== Aim ==
Repeat every line below exactly as it reads.

>> START Data to process

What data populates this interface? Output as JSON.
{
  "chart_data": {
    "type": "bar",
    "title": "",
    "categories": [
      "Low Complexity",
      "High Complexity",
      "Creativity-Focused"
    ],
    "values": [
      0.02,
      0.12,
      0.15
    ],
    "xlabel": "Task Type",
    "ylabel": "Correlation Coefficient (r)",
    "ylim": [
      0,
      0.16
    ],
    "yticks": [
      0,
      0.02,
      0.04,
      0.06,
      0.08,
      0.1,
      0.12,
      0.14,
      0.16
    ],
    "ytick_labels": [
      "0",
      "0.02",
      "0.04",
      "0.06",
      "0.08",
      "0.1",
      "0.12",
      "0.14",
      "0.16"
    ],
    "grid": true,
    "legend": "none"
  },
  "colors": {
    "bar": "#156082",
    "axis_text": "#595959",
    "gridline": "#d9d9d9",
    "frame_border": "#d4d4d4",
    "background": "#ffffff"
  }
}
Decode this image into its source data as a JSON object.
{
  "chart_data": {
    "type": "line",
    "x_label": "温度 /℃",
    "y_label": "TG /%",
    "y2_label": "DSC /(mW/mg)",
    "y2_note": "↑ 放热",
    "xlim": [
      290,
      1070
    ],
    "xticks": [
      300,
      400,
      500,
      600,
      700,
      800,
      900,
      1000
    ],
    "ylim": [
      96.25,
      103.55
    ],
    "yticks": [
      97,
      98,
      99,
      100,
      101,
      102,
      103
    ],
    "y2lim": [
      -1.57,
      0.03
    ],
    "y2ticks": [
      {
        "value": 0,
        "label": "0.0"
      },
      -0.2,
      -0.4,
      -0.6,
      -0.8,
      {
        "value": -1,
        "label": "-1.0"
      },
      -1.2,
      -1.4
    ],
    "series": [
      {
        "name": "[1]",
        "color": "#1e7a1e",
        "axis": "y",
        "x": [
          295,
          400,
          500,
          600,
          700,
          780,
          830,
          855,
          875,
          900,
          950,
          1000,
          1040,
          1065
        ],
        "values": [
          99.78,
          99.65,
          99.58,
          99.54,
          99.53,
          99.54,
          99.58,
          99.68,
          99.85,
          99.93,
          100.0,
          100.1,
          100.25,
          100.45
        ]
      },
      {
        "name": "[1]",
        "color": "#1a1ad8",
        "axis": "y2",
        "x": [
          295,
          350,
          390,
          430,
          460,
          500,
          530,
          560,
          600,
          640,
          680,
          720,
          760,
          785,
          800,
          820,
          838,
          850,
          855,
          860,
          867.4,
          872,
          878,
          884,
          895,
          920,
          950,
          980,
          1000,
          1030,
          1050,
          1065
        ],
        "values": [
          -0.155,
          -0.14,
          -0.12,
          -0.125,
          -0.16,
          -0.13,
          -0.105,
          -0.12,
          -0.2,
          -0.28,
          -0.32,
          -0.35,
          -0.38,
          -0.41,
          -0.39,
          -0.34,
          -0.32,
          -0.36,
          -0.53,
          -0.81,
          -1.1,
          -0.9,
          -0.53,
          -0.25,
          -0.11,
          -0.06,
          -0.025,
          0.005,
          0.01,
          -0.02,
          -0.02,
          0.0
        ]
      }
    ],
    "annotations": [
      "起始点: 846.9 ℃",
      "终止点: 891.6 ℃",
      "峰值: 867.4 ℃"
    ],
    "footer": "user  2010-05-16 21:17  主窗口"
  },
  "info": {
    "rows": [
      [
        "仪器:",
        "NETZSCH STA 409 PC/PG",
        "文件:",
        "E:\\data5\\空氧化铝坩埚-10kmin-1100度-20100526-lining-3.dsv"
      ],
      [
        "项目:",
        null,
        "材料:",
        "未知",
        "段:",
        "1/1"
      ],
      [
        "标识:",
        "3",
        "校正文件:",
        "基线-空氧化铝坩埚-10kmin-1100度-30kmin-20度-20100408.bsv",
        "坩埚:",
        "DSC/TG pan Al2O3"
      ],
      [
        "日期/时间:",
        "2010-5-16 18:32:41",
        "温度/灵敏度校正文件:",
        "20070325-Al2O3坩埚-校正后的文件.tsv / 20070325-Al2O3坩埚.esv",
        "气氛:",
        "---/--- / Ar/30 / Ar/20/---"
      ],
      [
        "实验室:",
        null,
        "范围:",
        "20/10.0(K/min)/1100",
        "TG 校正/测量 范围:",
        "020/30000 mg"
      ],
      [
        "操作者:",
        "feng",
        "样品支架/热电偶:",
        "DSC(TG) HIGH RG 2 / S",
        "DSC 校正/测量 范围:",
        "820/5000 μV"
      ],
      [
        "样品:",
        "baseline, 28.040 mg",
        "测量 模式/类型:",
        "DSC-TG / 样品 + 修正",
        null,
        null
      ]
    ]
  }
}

>> END Data to process

== Output of the exercise ==
What data populates this interface? Output as JSON.
{
  "chart_data": {
    "type": "bar",
    "title": "",
    "categories": [
      "Low Complexity",
      "High Complexity",
      "Creativity-Focused"
    ],
    "values": [
      0.02,
      0.12,
      0.15
    ],
    "xlabel": "Task Type",
    "ylabel": "Correlation Coefficient (r)",
    "ylim": [
      0,
      0.16
    ],
    "yticks": [
      0,
      0.02,
      0.04,
      0.06,
      0.08,
      0.1,
      0.12,
      0.14,
      0.16
    ],
    "ytick_labels": [
      "0",
      "0.02",
      "0.04",
      "0.06",
      "0.08",
      "0.1",
      "0.12",
      "0.14",
      "0.16"
    ],
    "grid": true,
    "legend": "none"
  },
  "colors": {
    "bar": "#156082",
    "axis_text": "#595959",
    "gridline": "#d9d9d9",
    "frame_border": "#d4d4d4",
    "background": "#ffffff"
  }
}
Decode this image into its source data as a JSON object.
{
  "chart_data": {
    "type": "line",
    "x_label": "温度 /℃",
    "y_label": "TG /%",
    "y2_label": "DSC /(mW/mg)",
    "y2_note": "↑ 放热",
    "xlim": [
      290,
      1070
    ],
    "xticks": [
      300,
      400,
      500,
      600,
      700,
      800,
      900,
      1000
    ],
    "ylim": [
      96.25,
      103.55
    ],
    "yticks": [
      97,
      98,
      99,
      100,
      101,
      102,
      103
    ],
    "y2lim": [
      -1.57,
      0.03
    ],
    "y2ticks": [
      {
        "value": 0,
        "label": "0.0"
      },
      -0.2,
      -0.4,
      -0.6,
      -0.8,
      {
        "value": -1,
        "label": "-1.0"
      },
      -1.2,
      -1.4
    ],
    "series": [
      {
        "name": "[1]",
        "color": "#1e7a1e",
        "axis": "y",
        "x": [
          295,
          400,
          500,
          600,
          700,
          780,
          830,
          855,
          875,
          900,
          950,
          1000,
          1040,
          1065
        ],
        "values": [
          99.78,
          99.65,
          99.58,
          99.54,
          99.53,
          99.54,
          99.58,
          99.68,
          99.85,
          99.93,
          100.0,
          100.1,
          100.25,
          100.45
        ]
      },
      {
        "name": "[1]",
        "color": "#1a1ad8",
        "axis": "y2",
        "x": [
          295,
          350,
          390,
          430,
          460,
          500,
          530,
          560,
          600,
          640,
          680,
          720,
          760,
          785,
          800,
          820,
          838,
          850,
          855,
          860,
          867.4,
          872,
          878,
          884,
          895,
          920,
          950,
          980,
          1000,
          1030,
          1050,
          1065
        ],
        "values": [
          -0.155,
          -0.14,
          -0.12,
          -0.125,
          -0.16,
          -0.13,
          -0.105,
          -0.12,
          -0.2,
          -0.28,
          -0.32,
          -0.35,
          -0.38,
          -0.41,
          -0.39,
          -0.34,
          -0.32,
          -0.36,
          -0.53,
          -0.81,
          -1.1,
          -0.9,
          -0.53,
          -0.25,
          -0.11,
          -0.06,
          -0.025,
          0.005,
          0.01,
          -0.02,
          -0.02,
          0.0
        ]
      }
    ],
    "annotations": [
      "起始点: 846.9 ℃",
      "终止点: 891.6 ℃",
      "峰值: 867.4 ℃"
    ],
    "footer": "user  2010-05-16 21:17  主窗口"
  },
  "info": {
    "rows": [
      [
        "仪器:",
        "NETZSCH STA 409 PC/PG",
        "文件:",
        "E:\\data5\\空氧化铝坩埚-10kmin-1100度-20100526-lining-3.dsv"
      ],
      [
        "项目:",
        null,
        "材料:",
        "未知",
        "段:",
        "1/1"
      ],
      [
        "标识:",
        "3",
        "校正文件:",
        "基线-空氧化铝坩埚-10kmin-1100度-30kmin-20度-20100408.bsv",
        "坩埚:",
        "DSC/TG pan Al2O3"
      ],
      [
        "日期/时间:",
        "2010-5-16 18:32:41",
        "温度/灵敏度校正文件:",
        "20070325-Al2O3坩埚-校正后的文件.tsv / 20070325-Al2O3坩埚.esv",
        "气氛:",
        "---/--- / Ar/30 / Ar/20/---"
      ],
      [
        "实验室:",
        null,
        "范围:",
        "20/10.0(K/min)/1100",
        "TG 校正/测量 范围:",
        "020/30000 mg"
      ],
      [
        "操作者:",
        "feng",
        "样品支架/热电偶:",
        "DSC(TG) HIGH RG 2 / S",
        "DSC 校正/测量 范围:",
        "820/5000 μV"
      ],
      [
        "样品:",
        "baseline, 28.040 mg",
        "测量 模式/类型:",
        "DSC-TG / 样品 + 修正",
        null,
        null
      ]
    ]
  }
}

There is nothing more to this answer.